--- What is required ---
Report back each line of the records that contains the string "Material".

--- Records shown ---
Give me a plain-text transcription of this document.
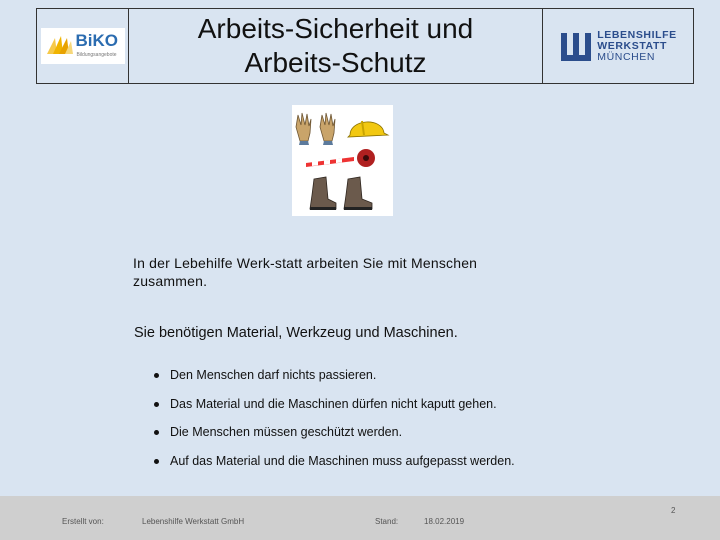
BiKO
Bildungsangebote
Arbeits-Sicherheit und
Arbeits-Schutz
LEBENSHILFE
WERKSTATT
MÜNCHEN
In der Lebehilfe Werk-statt arbeiten Sie mit Menschen zusammen.
Sie benötigen Material, Werkzeug und Maschinen.
Den Menschen darf nichts passieren.
Das Material und die Maschinen dürfen nicht kaputt gehen.
Die Menschen müssen geschützt werden.
Auf das Material und die Maschinen muss aufgepasst werden.
Erstellt von:	Lebenshilfe Werkstatt GmbH	Stand:	18.02.2019
2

--- Answer ---
Sie benötigen Material, Werkzeug und Maschinen.
Das Material und die Maschinen dürfen nicht kaputt gehen.
Auf das Material und die Maschinen muss aufgepasst werden.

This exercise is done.